STATED PROBLEM:
Every line below should be copied exactly; drop the pictures.

══ DATA SHOWN

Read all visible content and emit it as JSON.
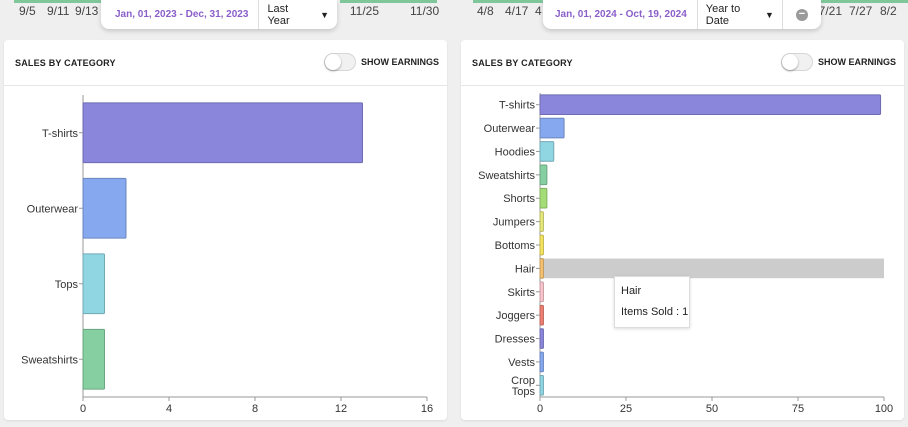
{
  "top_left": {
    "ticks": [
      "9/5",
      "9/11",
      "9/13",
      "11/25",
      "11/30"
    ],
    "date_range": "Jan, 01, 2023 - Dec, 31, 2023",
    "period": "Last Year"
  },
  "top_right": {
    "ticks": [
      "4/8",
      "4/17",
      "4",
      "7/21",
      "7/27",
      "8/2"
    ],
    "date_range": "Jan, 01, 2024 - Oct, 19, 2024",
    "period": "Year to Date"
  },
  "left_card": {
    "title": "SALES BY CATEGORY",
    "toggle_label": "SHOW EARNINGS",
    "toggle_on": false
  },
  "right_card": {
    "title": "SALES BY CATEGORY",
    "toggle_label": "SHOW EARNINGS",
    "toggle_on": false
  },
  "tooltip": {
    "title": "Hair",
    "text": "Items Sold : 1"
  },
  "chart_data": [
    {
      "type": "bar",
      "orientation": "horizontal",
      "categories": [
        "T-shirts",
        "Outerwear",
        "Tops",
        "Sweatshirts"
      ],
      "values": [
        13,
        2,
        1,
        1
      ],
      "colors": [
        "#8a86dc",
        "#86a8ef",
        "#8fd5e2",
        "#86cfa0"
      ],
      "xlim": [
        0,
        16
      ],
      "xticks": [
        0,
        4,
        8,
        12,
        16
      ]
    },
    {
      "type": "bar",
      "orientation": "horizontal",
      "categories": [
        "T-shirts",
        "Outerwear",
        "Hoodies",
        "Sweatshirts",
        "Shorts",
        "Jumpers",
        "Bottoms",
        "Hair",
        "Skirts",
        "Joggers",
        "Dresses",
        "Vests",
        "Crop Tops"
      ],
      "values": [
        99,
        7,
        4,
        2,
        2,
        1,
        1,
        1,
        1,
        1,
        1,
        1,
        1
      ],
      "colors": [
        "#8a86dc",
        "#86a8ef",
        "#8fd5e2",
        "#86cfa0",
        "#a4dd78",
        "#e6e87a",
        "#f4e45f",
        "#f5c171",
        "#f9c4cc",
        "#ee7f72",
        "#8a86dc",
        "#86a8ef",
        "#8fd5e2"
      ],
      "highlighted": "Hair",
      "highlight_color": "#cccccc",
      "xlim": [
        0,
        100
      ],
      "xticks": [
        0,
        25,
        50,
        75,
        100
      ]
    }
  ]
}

════

EXERCISE RESPONSE:
Read all visible content and emit it as JSON.
{
  "top_left": {
    "ticks": [
      "9/5",
      "9/11",
      "9/13",
      "11/25",
      "11/30"
    ],
    "date_range": "Jan, 01, 2023 - Dec, 31, 2023",
    "period": "Last Year"
  },
  "top_right": {
    "ticks": [
      "4/8",
      "4/17",
      "4",
      "7/21",
      "7/27",
      "8/2"
    ],
    "date_range": "Jan, 01, 2024 - Oct, 19, 2024",
    "period": "Year to Date"
  },
  "left_card": {
    "title": "SALES BY CATEGORY",
    "toggle_label": "SHOW EARNINGS",
    "toggle_on": false
  },
  "right_card": {
    "title": "SALES BY CATEGORY",
    "toggle_label": "SHOW EARNINGS",
    "toggle_on": false
  },
  "tooltip": {
    "title": "Hair",
    "text": "Items Sold : 1"
  },
  "chart_data": [
    {
      "type": "bar",
      "orientation": "horizontal",
      "categories": [
        "T-shirts",
        "Outerwear",
        "Tops",
        "Sweatshirts"
      ],
      "values": [
        13,
        2,
        1,
        1
      ],
      "colors": [
        "#8a86dc",
        "#86a8ef",
        "#8fd5e2",
        "#86cfa0"
      ],
      "xlim": [
        0,
        16
      ],
      "xticks": [
        0,
        4,
        8,
        12,
        16
      ]
    },
    {
      "type": "bar",
      "orientation": "horizontal",
      "categories": [
        "T-shirts",
        "Outerwear",
        "Hoodies",
        "Sweatshirts",
        "Shorts",
        "Jumpers",
        "Bottoms",
        "Hair",
        "Skirts",
        "Joggers",
        "Dresses",
        "Vests",
        "Crop Tops"
      ],
      "values": [
        99,
        7,
        4,
        2,
        2,
        1,
        1,
        1,
        1,
        1,
        1,
        1,
        1
      ],
      "colors": [
        "#8a86dc",
        "#86a8ef",
        "#8fd5e2",
        "#86cfa0",
        "#a4dd78",
        "#e6e87a",
        "#f4e45f",
        "#f5c171",
        "#f9c4cc",
        "#ee7f72",
        "#8a86dc",
        "#86a8ef",
        "#8fd5e2"
      ],
      "highlighted": "Hair",
      "highlight_color": "#cccccc",
      "xlim": [
        0,
        100
      ],
      "xticks": [
        0,
        25,
        50,
        75,
        100
      ]
    }
  ]
}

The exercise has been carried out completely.